--- start of Source material ---
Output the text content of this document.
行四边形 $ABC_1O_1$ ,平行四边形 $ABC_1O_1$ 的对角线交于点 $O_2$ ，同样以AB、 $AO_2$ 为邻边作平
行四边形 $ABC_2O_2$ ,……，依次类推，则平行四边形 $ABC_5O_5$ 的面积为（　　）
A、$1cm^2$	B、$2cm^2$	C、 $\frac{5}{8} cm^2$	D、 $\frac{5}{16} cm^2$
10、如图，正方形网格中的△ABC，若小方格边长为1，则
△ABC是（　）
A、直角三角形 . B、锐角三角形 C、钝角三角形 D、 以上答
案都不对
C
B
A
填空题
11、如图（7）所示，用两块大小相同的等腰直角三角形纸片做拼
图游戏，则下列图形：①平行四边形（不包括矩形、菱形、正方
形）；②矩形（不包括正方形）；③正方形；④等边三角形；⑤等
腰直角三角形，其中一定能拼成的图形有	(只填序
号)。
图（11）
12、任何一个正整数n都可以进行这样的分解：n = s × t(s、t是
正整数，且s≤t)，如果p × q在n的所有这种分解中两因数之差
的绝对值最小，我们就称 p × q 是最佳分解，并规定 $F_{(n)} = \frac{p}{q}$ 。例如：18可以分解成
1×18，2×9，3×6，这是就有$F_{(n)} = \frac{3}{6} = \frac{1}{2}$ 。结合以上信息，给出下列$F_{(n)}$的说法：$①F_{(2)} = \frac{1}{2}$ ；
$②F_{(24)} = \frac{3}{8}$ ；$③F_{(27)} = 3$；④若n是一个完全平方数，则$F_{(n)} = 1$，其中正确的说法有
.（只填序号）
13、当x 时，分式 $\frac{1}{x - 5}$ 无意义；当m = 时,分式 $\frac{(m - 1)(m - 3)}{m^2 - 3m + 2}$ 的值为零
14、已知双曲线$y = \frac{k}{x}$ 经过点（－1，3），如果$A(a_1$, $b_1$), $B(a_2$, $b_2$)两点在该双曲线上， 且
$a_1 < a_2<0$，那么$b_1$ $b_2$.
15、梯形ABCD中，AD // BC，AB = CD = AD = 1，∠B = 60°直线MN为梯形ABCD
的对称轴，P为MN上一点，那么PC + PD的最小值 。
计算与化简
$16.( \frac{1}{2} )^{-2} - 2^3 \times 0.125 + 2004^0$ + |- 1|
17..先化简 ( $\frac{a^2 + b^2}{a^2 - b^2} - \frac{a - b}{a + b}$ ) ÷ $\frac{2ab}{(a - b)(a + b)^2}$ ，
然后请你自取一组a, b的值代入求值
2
--- end of Source material ---
- _What you need to do_: Give the listing above again, word for word.

- _Answer for the task_:
Output the text content of this document.
行四边形 $ABC_1O_1$ ,平行四边形 $ABC_1O_1$ 的对角线交于点 $O_2$ ，同样以AB、 $AO_2$ 为邻边作平
行四边形 $ABC_2O_2$ ,……，依次类推，则平行四边形 $ABC_5O_5$ 的面积为（　　）
A、$1cm^2$	B、$2cm^2$	C、 $\frac{5}{8} cm^2$	D、 $\frac{5}{16} cm^2$
10、如图，正方形网格中的△ABC，若小方格边长为1，则
△ABC是（　）
A、直角三角形 . B、锐角三角形 C、钝角三角形 D、 以上答
案都不对
C
B
A
填空题
11、如图（7）所示，用两块大小相同的等腰直角三角形纸片做拼
图游戏，则下列图形：①平行四边形（不包括矩形、菱形、正方
形）；②矩形（不包括正方形）；③正方形；④等边三角形；⑤等
腰直角三角形，其中一定能拼成的图形有	(只填序
号)。
图（11）
12、任何一个正整数n都可以进行这样的分解：n = s × t(s、t是
正整数，且s≤t)，如果p × q在n的所有这种分解中两因数之差
的绝对值最小，我们就称 p × q 是最佳分解，并规定 $F_{(n)} = \frac{p}{q}$ 。例如：18可以分解成
1×18，2×9，3×6，这是就有$F_{(n)} = \frac{3}{6} = \frac{1}{2}$ 。结合以上信息，给出下列$F_{(n)}$的说法：$①F_{(2)} = \frac{1}{2}$ ；
$②F_{(24)} = \frac{3}{8}$ ；$③F_{(27)} = 3$；④若n是一个完全平方数，则$F_{(n)} = 1$，其中正确的说法有
.（只填序号）
13、当x 时，分式 $\frac{1}{x - 5}$ 无意义；当m = 时,分式 $\frac{(m - 1)(m - 3)}{m^2 - 3m + 2}$ 的值为零
14、已知双曲线$y = \frac{k}{x}$ 经过点（－1，3），如果$A(a_1$, $b_1$), $B(a_2$, $b_2$)两点在该双曲线上， 且
$a_1 < a_2<0$，那么$b_1$ $b_2$.
15、梯形ABCD中，AD // BC，AB = CD = AD = 1，∠B = 60°直线MN为梯形ABCD
的对称轴，P为MN上一点，那么PC + PD的最小值 。
计算与化简
$16.( \frac{1}{2} )^{-2} - 2^3 \times 0.125 + 2004^0$ + |- 1|
17..先化简 ( $\frac{a^2 + b^2}{a^2 - b^2} - \frac{a - b}{a + b}$ ) ÷ $\frac{2ab}{(a - b)(a + b)^2}$ ，
然后请你自取一组a, b的值代入求值
2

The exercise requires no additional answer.